*EXERCISE TASK*
Each entry below is to be written out exactly, and the pictures are to be left out.

*SUPPLIED INFORMATION*
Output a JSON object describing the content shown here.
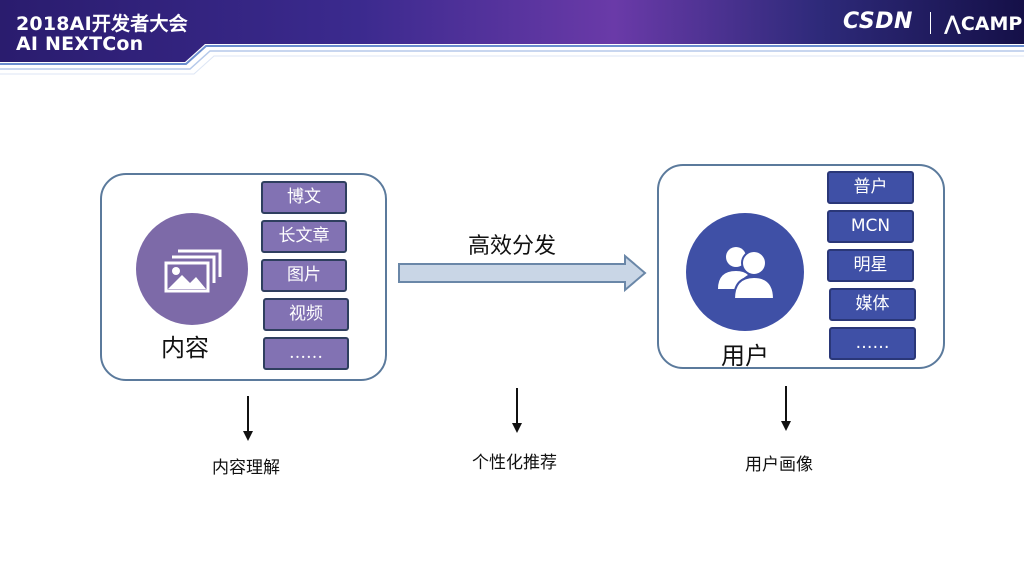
{
  "header": {
    "line1": "2018AI开发者大会",
    "line2": "AI NEXTCon",
    "logo_csdn": "CSDN",
    "logo_camp": "CAMP"
  },
  "content_panel": {
    "label": "内容",
    "icon": "images-icon",
    "tags": [
      "博文",
      "长文章",
      "图片",
      "视频",
      "……"
    ]
  },
  "user_panel": {
    "label": "用户",
    "icon": "users-icon",
    "tags": [
      "普户",
      "MCN",
      "明星",
      "媒体",
      "……"
    ]
  },
  "distribution_label": "高效分发",
  "bottom_labels": [
    "内容理解",
    "个性化推荐",
    "用户画像"
  ],
  "colors": {
    "banner_dark": "#1a1458",
    "banner_mid": "#3b2a8e",
    "content_circle": "#7d6aa8",
    "content_tag": "#8272b3",
    "user_circle": "#3f50a6",
    "user_tag": "#3f50a6",
    "panel_border": "#5b7a9c",
    "arrow_fill": "#c9d6e6",
    "arrow_stroke": "#6a87a8"
  }
}
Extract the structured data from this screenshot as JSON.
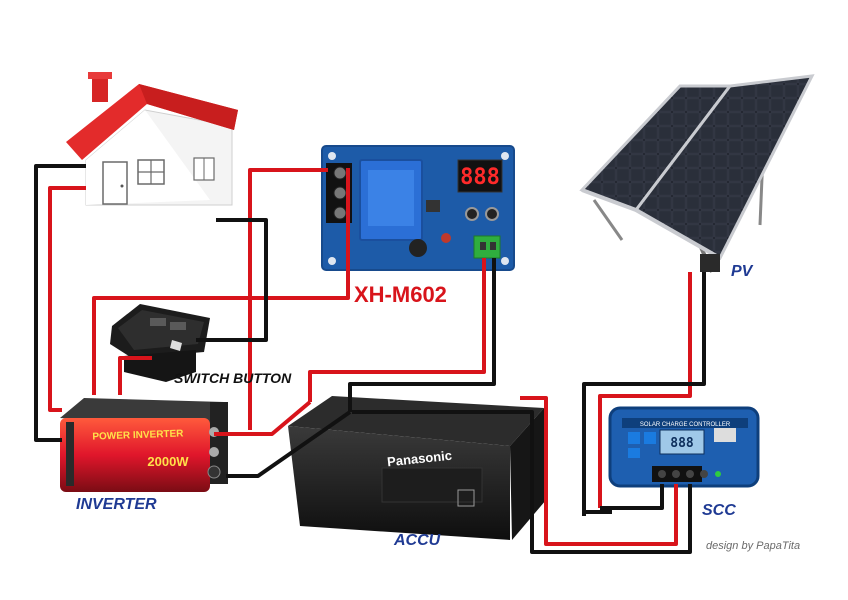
{
  "labels": {
    "module": "XH-M602",
    "pv": "PV",
    "switch_button": "SWITCH BUTTON",
    "inverter": "INVERTER",
    "accu": "ACCU",
    "scc": "SCC",
    "credit": "design by PapaTita"
  },
  "device_text": {
    "module_display": "888",
    "inverter_brand": "POWER INVERTER",
    "inverter_rating": "2000W",
    "battery_brand": "Panasonic",
    "scc_title": "SOLAR CHARGE CONTROLLER",
    "scc_display": "888"
  },
  "colors": {
    "wire_red": "#d8141b",
    "wire_black": "#111111",
    "label_blue": "#1f3a93",
    "label_red": "#d8141b",
    "module_board": "#1d5ba8",
    "scc_body": "#1e5fb0",
    "roof": "#e32b2b"
  }
}
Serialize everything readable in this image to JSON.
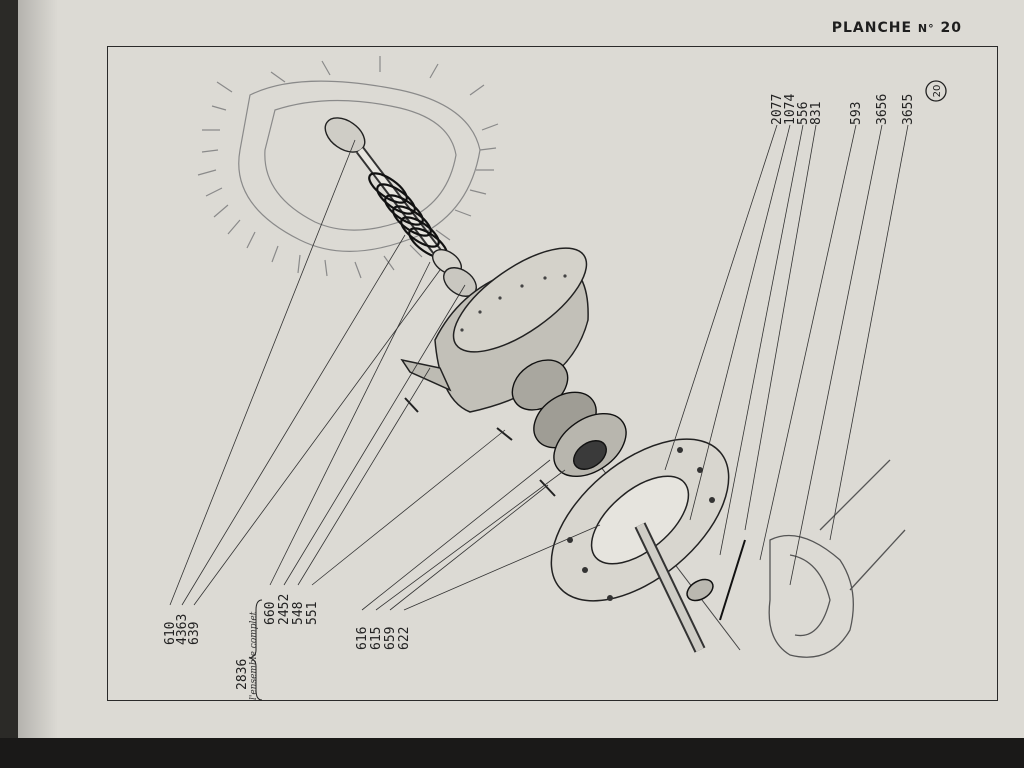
{
  "header": {
    "title": "PLANCHE",
    "no_abbrev": "N°",
    "number": "20"
  },
  "plate_badge": "20",
  "right_labels": [
    "2077",
    "1074",
    "556",
    "831",
    "593",
    "3656",
    "3655"
  ],
  "left_group_a": [
    "610",
    "4363",
    "639"
  ],
  "left_group_b": [
    "660",
    "2452",
    "548",
    "551"
  ],
  "left_group_b_bracket": {
    "number": "2836",
    "caption": "l'ensemble complet"
  },
  "left_group_c": [
    "616",
    "615",
    "659",
    "622"
  ]
}
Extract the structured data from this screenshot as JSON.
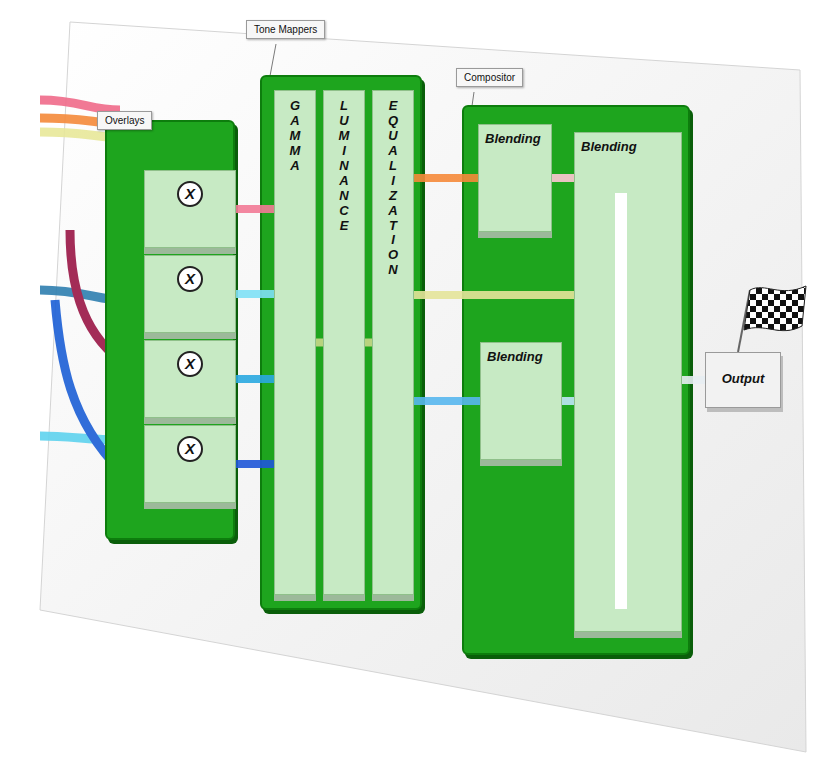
{
  "diagram": {
    "nodes": [
      {
        "text": [
          "Overlays"
        ]
      },
      {
        "text": [
          "X"
        ],
        "in": 0
      },
      {
        "text": [
          "X"
        ],
        "in": 0
      },
      {
        "text": [
          "X"
        ],
        "in": 0
      },
      {
        "text": [
          "X"
        ],
        "in": 0
      },
      {
        "text": [
          "Tone Mappers"
        ]
      },
      {
        "text": [
          "GAMMA"
        ],
        "in": 5
      },
      {
        "text": [
          "LUMINANCE"
        ],
        "in": 5
      },
      {
        "text": [
          "EQUALIZATION"
        ],
        "in": 5
      },
      {
        "text": [
          "Compositor"
        ]
      },
      {
        "text": [
          "Blending"
        ],
        "in": 9
      },
      {
        "text": [
          "Blending"
        ],
        "in": 9
      },
      {
        "text": [
          "Blending"
        ],
        "in": 9
      },
      {
        "text": [
          "Output"
        ]
      }
    ],
    "edges": [
      {
        "from": 1,
        "to": 6,
        "arrow": "none"
      },
      {
        "from": 2,
        "to": 6,
        "arrow": "none"
      },
      {
        "from": 3,
        "to": 6,
        "arrow": "none"
      },
      {
        "from": 4,
        "to": 6,
        "arrow": "none"
      },
      {
        "from": 6,
        "to": 7,
        "arrow": "none"
      },
      {
        "from": 7,
        "to": 8,
        "arrow": "none"
      },
      {
        "from": 8,
        "to": 10,
        "arrow": "none"
      },
      {
        "from": 8,
        "to": 12,
        "arrow": "none"
      },
      {
        "from": 8,
        "to": 11,
        "arrow": "none"
      },
      {
        "from": 10,
        "to": 11,
        "arrow": "none"
      },
      {
        "from": 12,
        "to": 11,
        "arrow": "none"
      },
      {
        "from": 11,
        "to": 13,
        "arrow": "none"
      }
    ]
  }
}
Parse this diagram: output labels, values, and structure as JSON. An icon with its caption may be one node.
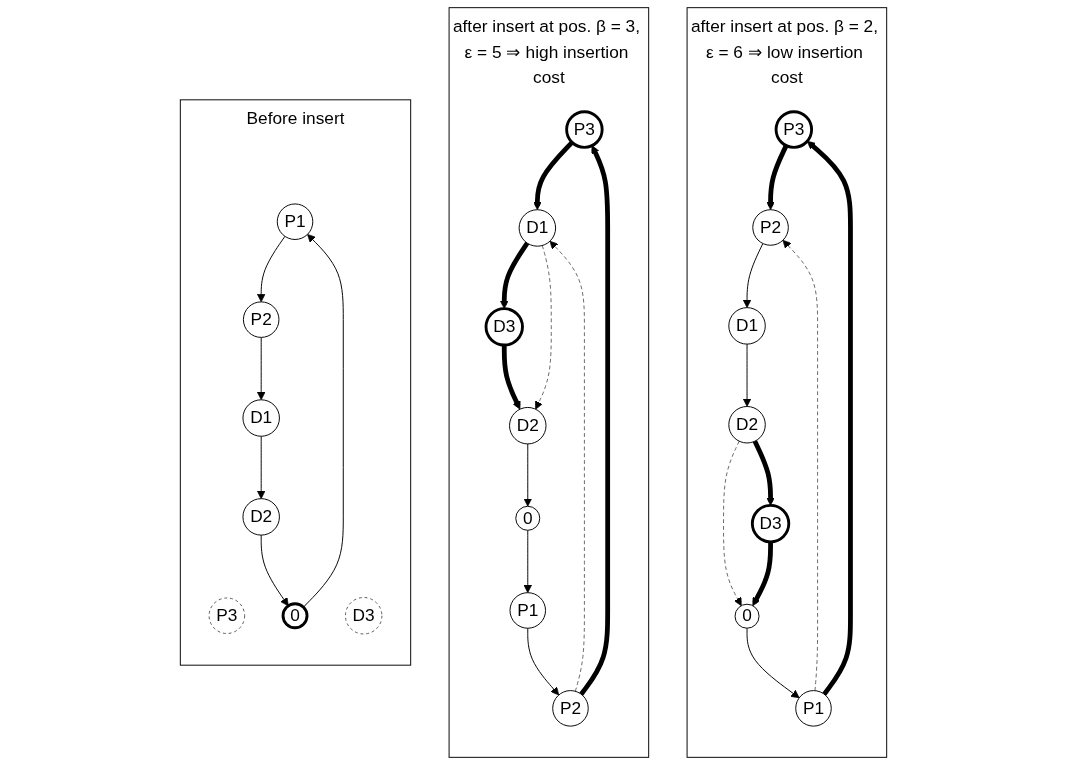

*CORRECT RESULT*
Output a JSON object describing the content shown here.
{
  "header": {
    "line1": "2018AI开发者大会",
    "line2": "AI NEXTCon",
    "logo_csdn": "CSDN",
    "logo_camp": "CAMP"
  },
  "content_panel": {
    "label": "内容",
    "icon": "images-icon",
    "tags": [
      "博文",
      "长文章",
      "图片",
      "视频",
      "……"
    ]
  },
  "user_panel": {
    "label": "用户",
    "icon": "users-icon",
    "tags": [
      "普户",
      "MCN",
      "明星",
      "媒体",
      "……"
    ]
  },
  "distribution_label": "高效分发",
  "bottom_labels": [
    "内容理解",
    "个性化推荐",
    "用户画像"
  ],
  "colors": {
    "banner_dark": "#1a1458",
    "banner_mid": "#3b2a8e",
    "content_circle": "#7d6aa8",
    "content_tag": "#8272b3",
    "user_circle": "#3f50a6",
    "user_tag": "#3f50a6",
    "panel_border": "#5b7a9c",
    "arrow_fill": "#c9d6e6",
    "arrow_stroke": "#6a87a8"
  }
}
Extract the structured data from this screenshot as JSON.
{
  "labels": {
    "module": "XH-M602",
    "pv": "PV",
    "switch_button": "SWITCH BUTTON",
    "inverter": "INVERTER",
    "accu": "ACCU",
    "scc": "SCC",
    "credit": "design by PapaTita"
  },
  "device_text": {
    "module_display": "888",
    "inverter_brand": "POWER INVERTER",
    "inverter_rating": "2000W",
    "battery_brand": "Panasonic",
    "scc_title": "SOLAR CHARGE CONTROLLER",
    "scc_display": "888"
  },
  "colors": {
    "wire_red": "#d8141b",
    "wire_black": "#111111",
    "label_blue": "#1f3a93",
    "label_red": "#d8141b",
    "module_board": "#1d5ba8",
    "scc_body": "#1e5fb0",
    "roof": "#e32b2b"
  }
}
Serialize everything readable in this image to JSON.
{
  "header": {
    "title": "PLANCHE",
    "no_abbrev": "N°",
    "number": "20"
  },
  "plate_badge": "20",
  "right_labels": [
    "2077",
    "1074",
    "556",
    "831",
    "593",
    "3656",
    "3655"
  ],
  "left_group_a": [
    "610",
    "4363",
    "639"
  ],
  "left_group_b": [
    "660",
    "2452",
    "548",
    "551"
  ],
  "left_group_b_bracket": {
    "number": "2836",
    "caption": "l'ensemble complet"
  },
  "left_group_c": [
    "616",
    "615",
    "659",
    "622"
  ]
}
Extract the structured data from this screenshot as JSON.
{
  "diagram": {
    "nodes": [
      {
        "text": [
          "Overlays"
        ]
      },
      {
        "text": [
          "X"
        ],
        "in": 0
      },
      {
        "text": [
          "X"
        ],
        "in": 0
      },
      {
        "text": [
          "X"
        ],
        "in": 0
      },
      {
        "text": [
          "X"
        ],
        "in": 0
      },
      {
        "text": [
          "Tone Mappers"
        ]
      },
      {
        "text": [
          "GAMMA"
        ],
        "in": 5
      },
      {
        "text": [
          "LUMINANCE"
        ],
        "in": 5
      },
      {
        "text": [
          "EQUALIZATION"
        ],
        "in": 5
      },
      {
        "text": [
          "Compositor"
        ]
      },
      {
        "text": [
          "Blending"
        ],
        "in": 9
      },
      {
        "text": [
          "Blending"
        ],
        "in": 9
      },
      {
        "text": [
          "Blending"
        ],
        "in": 9
      },
      {
        "text": [
          "Output"
        ]
      }
    ],
    "edges": [
      {
        "from": 1,
        "to": 6,
        "arrow": "none"
      },
      {
        "from": 2,
        "to": 6,
        "arrow": "none"
      },
      {
        "from": 3,
        "to": 6,
        "arrow": "none"
      },
      {
        "from": 4,
        "to": 6,
        "arrow": "none"
      },
      {
        "from": 6,
        "to": 7,
        "arrow": "none"
      },
      {
        "from": 7,
        "to": 8,
        "arrow": "none"
      },
      {
        "from": 8,
        "to": 10,
        "arrow": "none"
      },
      {
        "from": 8,
        "to": 12,
        "arrow": "none"
      },
      {
        "from": 8,
        "to": 11,
        "arrow": "none"
      },
      {
        "from": 10,
        "to": 11,
        "arrow": "none"
      },
      {
        "from": 12,
        "to": 11,
        "arrow": "none"
      },
      {
        "from": 11,
        "to": 13,
        "arrow": "none"
      }
    ]
  }
}
Parse this diagram: output labels, values, and structure as JSON. An icon with its caption may be one node.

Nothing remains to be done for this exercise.